• PROBLEM TO SOLVE
Report, word for word, every line of the material that contains "Recording".

Data records:

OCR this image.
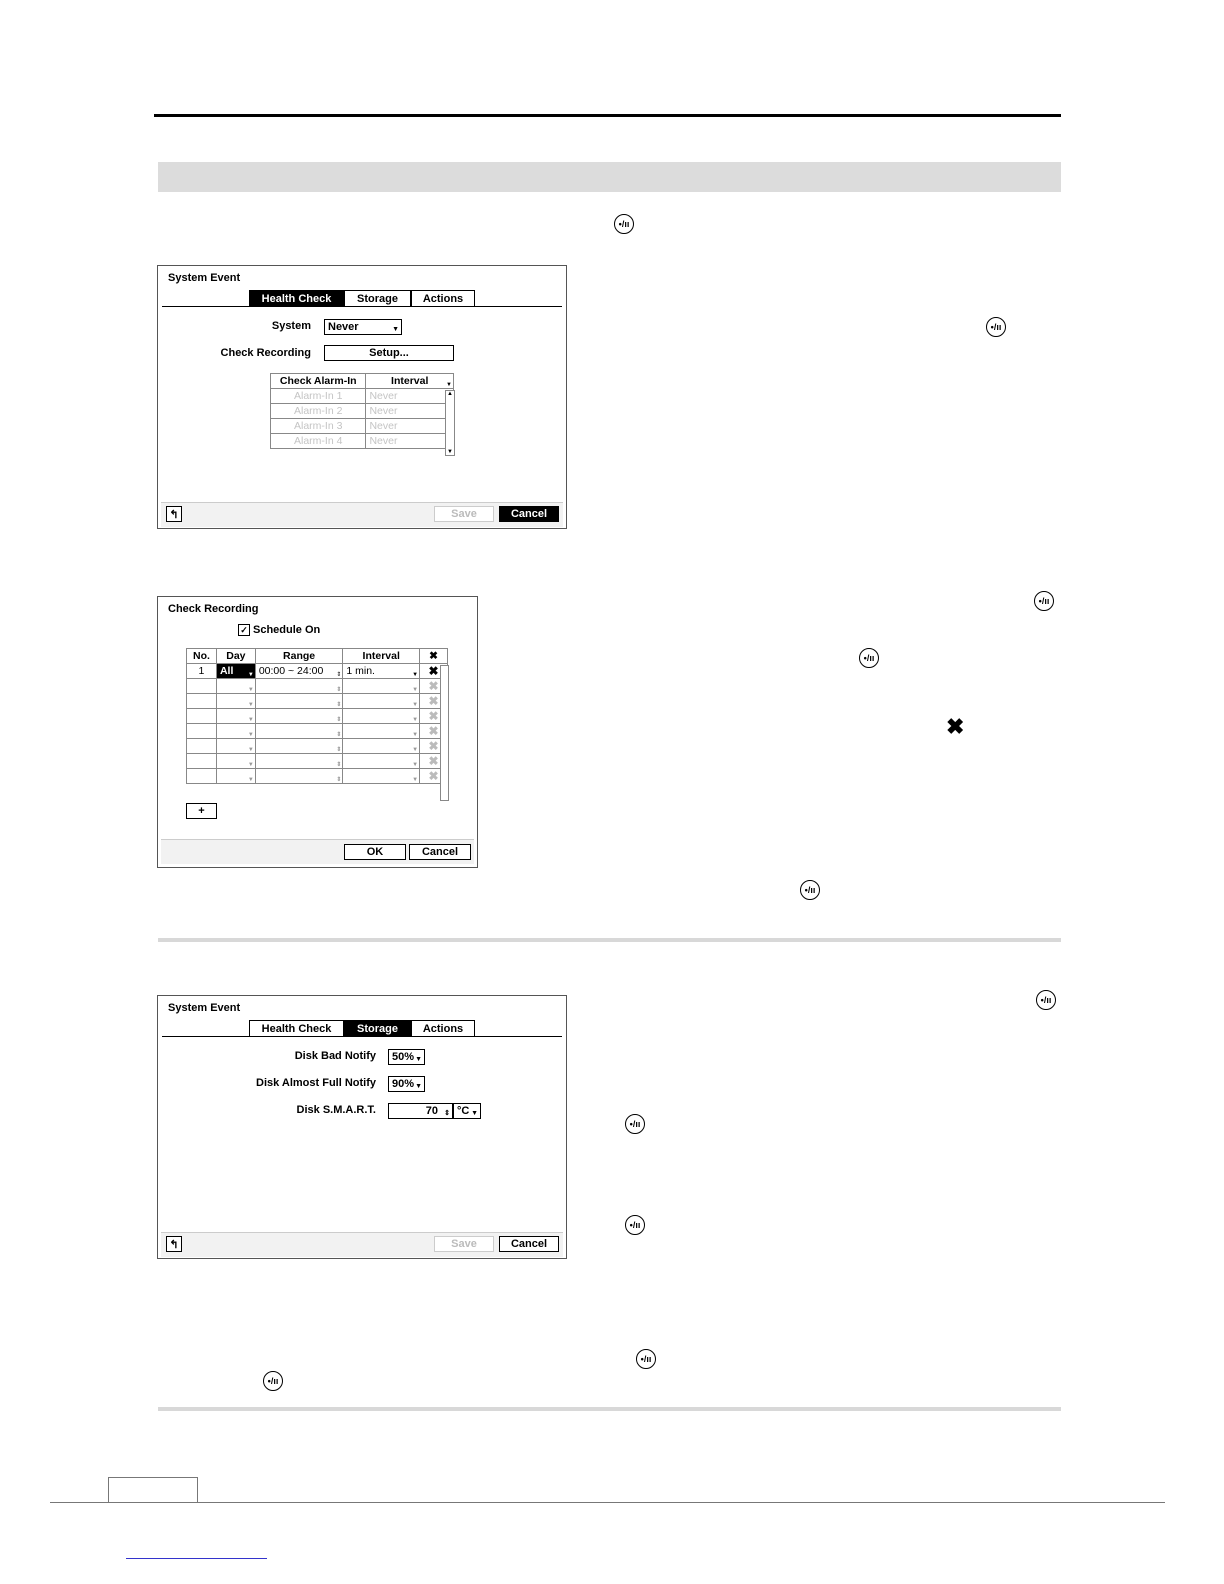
•/ıı
•/ıı
•/ıı
•/ıı
✖
•/ıı
•/ıı
•/ıı
•/ıı
•/ıı
•/ıı
System Event
Health Check	Storage	Actions
System Never	▼
Check Recording	Setup...
Check Alarm-In	Interval ▼

Alarm-In 1	Never

Alarm-In 2	Never

Alarm-In 3	Never

Alarm-In 4	Never
▲
▼
↰	Save	Cancel
Check Recording
✓ Schedule On
No.	Day	Range	Interval	✖
1	All ▼	00:00 ~ 24:00 ⇕	1 min. ▼	✖

	▼	⇕	▼	✖

	▼	⇕	▼	✖

	▼	⇕	▼	✖

	▼	⇕	▼	✖

	▼	⇕	▼	✖

	▼	⇕	▼	✖

	▼	⇕	▼	✖
+
OK	Cancel
System Event
Health Check	Storage	Actions
Disk Bad Notify 50% ▼
Disk Almost Full Notify 90% ▼
Disk S.M.A.R.T.	70 ⇕ °C ▼
↰	Save	Cancel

• TASK SOLUTION
Check Recording	Setup...
Check Recording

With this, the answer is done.